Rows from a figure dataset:
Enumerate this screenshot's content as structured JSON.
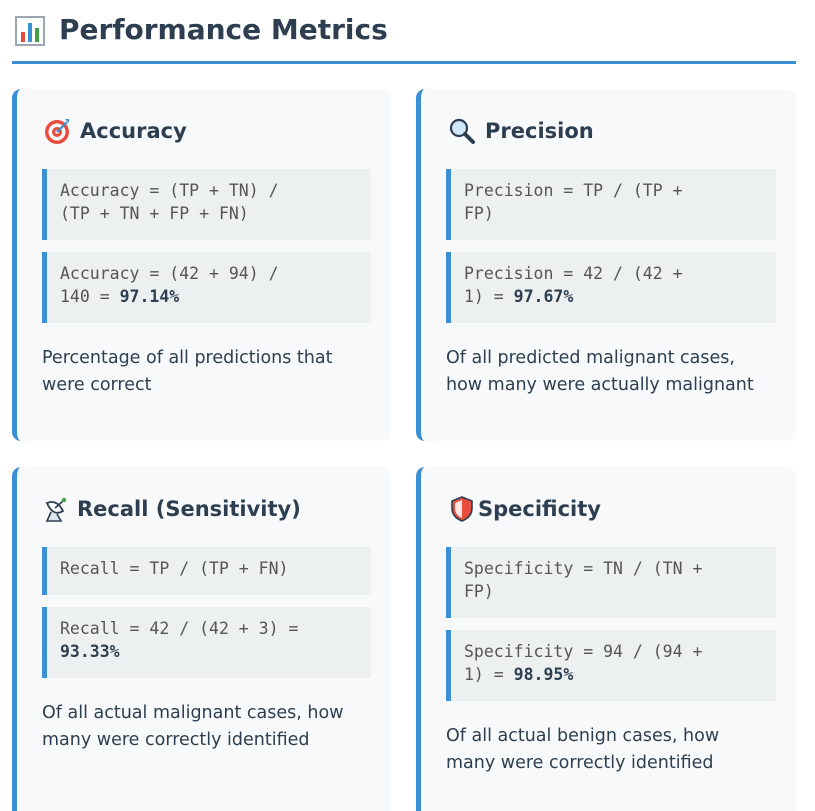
{
  "header": {
    "title": "Performance Metrics",
    "icon": "bar-chart-icon"
  },
  "colors": {
    "accent": "#3b8fd4",
    "card_bg": "#f8f9fa",
    "code_bg": "#ecf0f1",
    "text": "#2c3e50"
  },
  "cards": [
    {
      "title": "Accuracy",
      "icon": "target-icon",
      "formula_line1": "Accuracy = (TP + TN) /",
      "formula_line2": "(TP + TN + FP + FN)",
      "calc_line1": "Accuracy = (42 + 94) /",
      "calc_prefix": "140 = ",
      "calc_result": "97.14%",
      "description_line1": "Percentage of all predictions that",
      "description_line2": "were correct"
    },
    {
      "title": "Precision",
      "icon": "magnifier-icon",
      "formula_line1": "Precision = TP / (TP +",
      "formula_line2": "FP)",
      "calc_line1": "Precision = 42 / (42 +",
      "calc_prefix": "1) = ",
      "calc_result": "97.67%",
      "description_line1": "Of all predicted malignant cases,",
      "description_line2": "how many were actually malignant"
    },
    {
      "title": "Recall (Sensitivity)",
      "icon": "satellite-dish-icon",
      "formula_line1": "Recall = TP / (TP + FN)",
      "calc_line1": "Recall = 42 / (42 + 3) =",
      "calc_result": "93.33%",
      "description_line1": "Of all actual malignant cases, how",
      "description_line2": "many were correctly identified"
    },
    {
      "title": "Specificity",
      "icon": "shield-icon",
      "formula_line1": "Specificity = TN / (TN +",
      "formula_line2": "FP)",
      "calc_line1": "Specificity = 94 / (94 +",
      "calc_prefix": "1) = ",
      "calc_result": "98.95%",
      "description_line1": "Of all actual benign cases, how",
      "description_line2": "many were correctly identified"
    }
  ]
}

**SHORT TASK:** Keep the pictures out of the copy and return the rest of the data above exactly.

**FULL RESPONSE:**
Enumerate this screenshot's content as structured JSON.
{
  "header": {
    "title": "Performance Metrics",
    "icon": "bar-chart-icon"
  },
  "colors": {
    "accent": "#3b8fd4",
    "card_bg": "#f8f9fa",
    "code_bg": "#ecf0f1",
    "text": "#2c3e50"
  },
  "cards": [
    {
      "title": "Accuracy",
      "icon": "target-icon",
      "formula_line1": "Accuracy = (TP + TN) /",
      "formula_line2": "(TP + TN + FP + FN)",
      "calc_line1": "Accuracy = (42 + 94) /",
      "calc_prefix": "140 = ",
      "calc_result": "97.14%",
      "description_line1": "Percentage of all predictions that",
      "description_line2": "were correct"
    },
    {
      "title": "Precision",
      "icon": "magnifier-icon",
      "formula_line1": "Precision = TP / (TP +",
      "formula_line2": "FP)",
      "calc_line1": "Precision = 42 / (42 +",
      "calc_prefix": "1) = ",
      "calc_result": "97.67%",
      "description_line1": "Of all predicted malignant cases,",
      "description_line2": "how many were actually malignant"
    },
    {
      "title": "Recall (Sensitivity)",
      "icon": "satellite-dish-icon",
      "formula_line1": "Recall = TP / (TP + FN)",
      "calc_line1": "Recall = 42 / (42 + 3) =",
      "calc_result": "93.33%",
      "description_line1": "Of all actual malignant cases, how",
      "description_line2": "many were correctly identified"
    },
    {
      "title": "Specificity",
      "icon": "shield-icon",
      "formula_line1": "Specificity = TN / (TN +",
      "formula_line2": "FP)",
      "calc_line1": "Specificity = 94 / (94 +",
      "calc_prefix": "1) = ",
      "calc_result": "98.95%",
      "description_line1": "Of all actual benign cases, how",
      "description_line2": "many were correctly identified"
    }
  ]
}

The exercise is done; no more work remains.